> _OBJECTIVE_:
Check every line below for the string "were", and copy the lines that contain it.

------------------------

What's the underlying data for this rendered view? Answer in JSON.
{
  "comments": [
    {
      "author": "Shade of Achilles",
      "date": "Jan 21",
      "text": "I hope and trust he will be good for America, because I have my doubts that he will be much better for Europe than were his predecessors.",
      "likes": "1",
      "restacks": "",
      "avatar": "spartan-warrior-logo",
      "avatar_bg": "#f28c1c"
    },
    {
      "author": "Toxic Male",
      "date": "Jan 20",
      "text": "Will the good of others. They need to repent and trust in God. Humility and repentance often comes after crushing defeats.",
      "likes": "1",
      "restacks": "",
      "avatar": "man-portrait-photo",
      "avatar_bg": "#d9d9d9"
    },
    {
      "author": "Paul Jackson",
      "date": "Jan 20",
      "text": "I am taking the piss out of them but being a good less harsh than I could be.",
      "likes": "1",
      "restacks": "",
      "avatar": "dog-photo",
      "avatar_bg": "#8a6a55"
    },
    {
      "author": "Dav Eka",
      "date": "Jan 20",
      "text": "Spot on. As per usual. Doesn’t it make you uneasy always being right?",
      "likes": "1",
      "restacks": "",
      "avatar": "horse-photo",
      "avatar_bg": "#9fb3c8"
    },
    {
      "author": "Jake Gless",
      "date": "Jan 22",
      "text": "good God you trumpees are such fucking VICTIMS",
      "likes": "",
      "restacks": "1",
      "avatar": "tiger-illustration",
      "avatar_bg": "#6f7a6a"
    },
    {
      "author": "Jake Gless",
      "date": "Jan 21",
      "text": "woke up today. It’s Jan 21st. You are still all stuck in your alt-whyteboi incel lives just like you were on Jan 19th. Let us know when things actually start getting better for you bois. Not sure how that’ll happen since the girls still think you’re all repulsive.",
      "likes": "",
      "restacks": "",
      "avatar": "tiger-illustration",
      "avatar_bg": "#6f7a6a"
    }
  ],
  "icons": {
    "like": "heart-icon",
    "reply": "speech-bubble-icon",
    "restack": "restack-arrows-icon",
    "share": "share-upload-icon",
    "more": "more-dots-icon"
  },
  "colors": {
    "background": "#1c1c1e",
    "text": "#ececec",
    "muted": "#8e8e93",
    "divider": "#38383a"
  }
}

------------------------

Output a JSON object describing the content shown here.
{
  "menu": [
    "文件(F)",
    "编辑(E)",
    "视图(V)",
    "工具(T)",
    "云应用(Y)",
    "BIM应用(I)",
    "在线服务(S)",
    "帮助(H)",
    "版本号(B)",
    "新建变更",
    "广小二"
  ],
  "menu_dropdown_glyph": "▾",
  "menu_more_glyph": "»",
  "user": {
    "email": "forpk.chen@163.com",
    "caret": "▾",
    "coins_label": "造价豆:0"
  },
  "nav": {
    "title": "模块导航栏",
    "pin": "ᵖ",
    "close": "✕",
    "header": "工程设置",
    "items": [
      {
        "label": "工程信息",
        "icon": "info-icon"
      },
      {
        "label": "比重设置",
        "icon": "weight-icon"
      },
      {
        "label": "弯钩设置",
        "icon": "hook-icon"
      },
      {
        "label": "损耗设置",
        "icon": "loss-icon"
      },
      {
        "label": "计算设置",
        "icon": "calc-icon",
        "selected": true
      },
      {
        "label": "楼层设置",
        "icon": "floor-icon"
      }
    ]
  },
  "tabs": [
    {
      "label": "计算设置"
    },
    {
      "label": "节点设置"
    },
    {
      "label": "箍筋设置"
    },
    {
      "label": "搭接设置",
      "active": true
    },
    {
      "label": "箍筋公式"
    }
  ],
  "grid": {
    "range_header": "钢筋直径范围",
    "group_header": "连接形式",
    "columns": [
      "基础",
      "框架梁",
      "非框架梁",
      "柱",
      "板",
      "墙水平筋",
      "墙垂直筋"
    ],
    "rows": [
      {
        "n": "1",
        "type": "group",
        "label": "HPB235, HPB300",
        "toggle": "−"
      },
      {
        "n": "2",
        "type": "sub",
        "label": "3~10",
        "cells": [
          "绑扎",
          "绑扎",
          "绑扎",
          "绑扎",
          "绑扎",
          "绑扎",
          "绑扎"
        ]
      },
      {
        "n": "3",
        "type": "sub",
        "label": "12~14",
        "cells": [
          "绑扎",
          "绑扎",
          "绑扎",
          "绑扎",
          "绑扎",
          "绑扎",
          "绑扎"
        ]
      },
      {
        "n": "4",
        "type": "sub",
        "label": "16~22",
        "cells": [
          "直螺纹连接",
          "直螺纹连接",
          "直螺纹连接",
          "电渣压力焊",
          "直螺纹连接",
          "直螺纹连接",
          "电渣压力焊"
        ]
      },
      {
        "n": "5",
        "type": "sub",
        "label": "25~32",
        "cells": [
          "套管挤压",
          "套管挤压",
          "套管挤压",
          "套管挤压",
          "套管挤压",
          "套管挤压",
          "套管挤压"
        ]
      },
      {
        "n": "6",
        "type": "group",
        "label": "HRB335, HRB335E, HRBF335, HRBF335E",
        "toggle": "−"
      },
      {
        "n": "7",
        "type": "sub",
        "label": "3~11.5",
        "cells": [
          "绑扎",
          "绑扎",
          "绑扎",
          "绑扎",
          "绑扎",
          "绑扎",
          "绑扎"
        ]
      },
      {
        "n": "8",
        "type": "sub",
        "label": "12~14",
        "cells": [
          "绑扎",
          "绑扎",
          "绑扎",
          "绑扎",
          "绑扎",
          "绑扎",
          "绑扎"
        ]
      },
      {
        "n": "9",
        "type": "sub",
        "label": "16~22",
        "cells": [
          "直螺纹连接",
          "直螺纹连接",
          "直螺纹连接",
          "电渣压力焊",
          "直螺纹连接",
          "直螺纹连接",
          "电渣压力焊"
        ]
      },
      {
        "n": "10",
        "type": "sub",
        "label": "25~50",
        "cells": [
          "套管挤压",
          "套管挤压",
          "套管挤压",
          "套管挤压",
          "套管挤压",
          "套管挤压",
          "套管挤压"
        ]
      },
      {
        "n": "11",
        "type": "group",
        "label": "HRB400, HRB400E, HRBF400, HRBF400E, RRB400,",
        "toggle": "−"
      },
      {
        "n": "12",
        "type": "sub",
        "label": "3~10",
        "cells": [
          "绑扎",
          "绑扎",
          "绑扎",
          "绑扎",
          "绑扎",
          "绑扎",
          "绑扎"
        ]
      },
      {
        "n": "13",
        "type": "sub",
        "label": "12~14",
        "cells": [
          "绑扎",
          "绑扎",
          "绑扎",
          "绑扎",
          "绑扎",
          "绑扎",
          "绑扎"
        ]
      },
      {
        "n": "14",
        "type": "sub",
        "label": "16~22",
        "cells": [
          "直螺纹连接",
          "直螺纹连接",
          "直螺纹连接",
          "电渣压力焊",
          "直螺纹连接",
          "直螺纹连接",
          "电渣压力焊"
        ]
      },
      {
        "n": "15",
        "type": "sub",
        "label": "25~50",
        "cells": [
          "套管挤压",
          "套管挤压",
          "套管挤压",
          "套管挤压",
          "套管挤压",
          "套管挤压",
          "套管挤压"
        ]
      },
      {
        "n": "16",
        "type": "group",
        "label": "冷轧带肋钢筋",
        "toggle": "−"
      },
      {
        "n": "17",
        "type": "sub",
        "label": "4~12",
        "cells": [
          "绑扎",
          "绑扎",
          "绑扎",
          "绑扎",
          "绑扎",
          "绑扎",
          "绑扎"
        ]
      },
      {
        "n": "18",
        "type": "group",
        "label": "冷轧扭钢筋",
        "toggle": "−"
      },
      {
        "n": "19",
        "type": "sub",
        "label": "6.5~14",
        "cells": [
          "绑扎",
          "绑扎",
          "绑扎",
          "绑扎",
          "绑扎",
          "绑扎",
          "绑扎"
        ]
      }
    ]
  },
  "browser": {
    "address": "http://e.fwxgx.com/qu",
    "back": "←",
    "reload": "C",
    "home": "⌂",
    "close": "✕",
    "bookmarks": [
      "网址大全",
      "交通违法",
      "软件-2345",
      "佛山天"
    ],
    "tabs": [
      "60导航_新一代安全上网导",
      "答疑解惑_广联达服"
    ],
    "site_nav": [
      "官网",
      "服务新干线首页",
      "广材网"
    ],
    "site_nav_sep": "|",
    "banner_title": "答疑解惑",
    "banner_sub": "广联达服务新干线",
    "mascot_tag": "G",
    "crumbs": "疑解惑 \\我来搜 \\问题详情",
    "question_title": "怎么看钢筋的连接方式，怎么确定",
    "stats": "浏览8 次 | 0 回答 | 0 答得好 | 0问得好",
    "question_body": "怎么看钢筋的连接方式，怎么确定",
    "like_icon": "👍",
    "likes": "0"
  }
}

------------------------

> _RESPONSE TO THE TASK_:
      "text": "I hope and trust he will be good for America, because I have my doubts that he will be much better for Europe than were his predecessors.",
      "text": "woke up today. It’s Jan 21st. You are still all stuck in your alt-whyteboi incel lives just like you were on Jan 19th. Let us know when things actually start getting better for you bois. Not sure how that’ll happen since the girls still think you’re all repulsive.",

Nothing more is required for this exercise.